### CHALLENGE
Here are some entries; quote each one exactly.

### ENTRIES SHOWN

────────

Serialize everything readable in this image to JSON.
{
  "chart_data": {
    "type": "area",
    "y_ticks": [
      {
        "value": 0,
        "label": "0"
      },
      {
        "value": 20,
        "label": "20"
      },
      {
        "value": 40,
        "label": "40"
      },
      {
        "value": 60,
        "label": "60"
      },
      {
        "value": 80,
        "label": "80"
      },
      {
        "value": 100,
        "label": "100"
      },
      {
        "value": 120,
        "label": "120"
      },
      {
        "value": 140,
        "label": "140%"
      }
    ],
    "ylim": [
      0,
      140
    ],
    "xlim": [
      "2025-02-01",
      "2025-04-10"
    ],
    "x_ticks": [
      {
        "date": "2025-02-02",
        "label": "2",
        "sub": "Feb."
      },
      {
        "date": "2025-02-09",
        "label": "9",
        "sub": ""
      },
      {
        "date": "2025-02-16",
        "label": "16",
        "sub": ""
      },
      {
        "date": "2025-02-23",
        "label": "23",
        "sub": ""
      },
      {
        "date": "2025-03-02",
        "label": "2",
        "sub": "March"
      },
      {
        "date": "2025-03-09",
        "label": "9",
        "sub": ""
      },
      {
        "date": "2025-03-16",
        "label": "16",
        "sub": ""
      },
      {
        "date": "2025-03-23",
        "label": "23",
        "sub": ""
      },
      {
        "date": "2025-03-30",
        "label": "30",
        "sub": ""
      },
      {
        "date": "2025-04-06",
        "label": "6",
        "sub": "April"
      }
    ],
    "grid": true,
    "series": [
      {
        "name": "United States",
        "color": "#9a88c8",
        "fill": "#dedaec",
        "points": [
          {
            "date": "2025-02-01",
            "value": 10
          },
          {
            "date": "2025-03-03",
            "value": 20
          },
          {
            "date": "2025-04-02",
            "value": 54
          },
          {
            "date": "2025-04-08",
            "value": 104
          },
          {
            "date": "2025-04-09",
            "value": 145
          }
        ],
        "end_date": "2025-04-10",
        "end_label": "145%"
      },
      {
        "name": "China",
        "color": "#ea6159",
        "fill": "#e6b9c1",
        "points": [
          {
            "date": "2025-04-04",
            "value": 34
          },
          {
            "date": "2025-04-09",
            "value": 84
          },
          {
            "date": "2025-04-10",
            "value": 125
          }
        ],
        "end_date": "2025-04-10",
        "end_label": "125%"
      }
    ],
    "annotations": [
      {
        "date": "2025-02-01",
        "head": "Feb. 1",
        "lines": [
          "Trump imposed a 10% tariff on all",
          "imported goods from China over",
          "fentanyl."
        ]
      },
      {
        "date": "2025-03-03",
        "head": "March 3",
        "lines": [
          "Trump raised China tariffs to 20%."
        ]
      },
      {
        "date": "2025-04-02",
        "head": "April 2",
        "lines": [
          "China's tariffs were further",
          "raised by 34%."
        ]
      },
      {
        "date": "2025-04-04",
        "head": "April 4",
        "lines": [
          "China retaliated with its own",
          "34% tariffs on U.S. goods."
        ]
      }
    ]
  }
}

────────

### SOLUTION TO THIS EXERCISE
Serialize everything readable in this image to JSON.
{
  "chart_data": {
    "type": "area",
    "y_ticks": [
      {
        "value": 0,
        "label": "0"
      },
      {
        "value": 20,
        "label": "20"
      },
      {
        "value": 40,
        "label": "40"
      },
      {
        "value": 60,
        "label": "60"
      },
      {
        "value": 80,
        "label": "80"
      },
      {
        "value": 100,
        "label": "100"
      },
      {
        "value": 120,
        "label": "120"
      },
      {
        "value": 140,
        "label": "140%"
      }
    ],
    "ylim": [
      0,
      140
    ],
    "xlim": [
      "2025-02-01",
      "2025-04-10"
    ],
    "x_ticks": [
      {
        "date": "2025-02-02",
        "label": "2",
        "sub": "Feb."
      },
      {
        "date": "2025-02-09",
        "label": "9",
        "sub": ""
      },
      {
        "date": "2025-02-16",
        "label": "16",
        "sub": ""
      },
      {
        "date": "2025-02-23",
        "label": "23",
        "sub": ""
      },
      {
        "date": "2025-03-02",
        "label": "2",
        "sub": "March"
      },
      {
        "date": "2025-03-09",
        "label": "9",
        "sub": ""
      },
      {
        "date": "2025-03-16",
        "label": "16",
        "sub": ""
      },
      {
        "date": "2025-03-23",
        "label": "23",
        "sub": ""
      },
      {
        "date": "2025-03-30",
        "label": "30",
        "sub": ""
      },
      {
        "date": "2025-04-06",
        "label": "6",
        "sub": "April"
      }
    ],
    "grid": true,
    "series": [
      {
        "name": "United States",
        "color": "#9a88c8",
        "fill": "#dedaec",
        "points": [
          {
            "date": "2025-02-01",
            "value": 10
          },
          {
            "date": "2025-03-03",
            "value": 20
          },
          {
            "date": "2025-04-02",
            "value": 54
          },
          {
            "date": "2025-04-08",
            "value": 104
          },
          {
            "date": "2025-04-09",
            "value": 145
          }
        ],
        "end_date": "2025-04-10",
        "end_label": "145%"
      },
      {
        "name": "China",
        "color": "#ea6159",
        "fill": "#e6b9c1",
        "points": [
          {
            "date": "2025-04-04",
            "value": 34
          },
          {
            "date": "2025-04-09",
            "value": 84
          },
          {
            "date": "2025-04-10",
            "value": 125
          }
        ],
        "end_date": "2025-04-10",
        "end_label": "125%"
      }
    ],
    "annotations": [
      {
        "date": "2025-02-01",
        "head": "Feb. 1",
        "lines": [
          "Trump imposed a 10% tariff on all",
          "imported goods from China over",
          "fentanyl."
        ]
      },
      {
        "date": "2025-03-03",
        "head": "March 3",
        "lines": [
          "Trump raised China tariffs to 20%."
        ]
      },
      {
        "date": "2025-04-02",
        "head": "April 2",
        "lines": [
          "China's tariffs were further",
          "raised by 34%."
        ]
      },
      {
        "date": "2025-04-04",
        "head": "April 4",
        "lines": [
          "China retaliated with its own",
          "34% tariffs on U.S. goods."
        ]
      }
    ]
  }
}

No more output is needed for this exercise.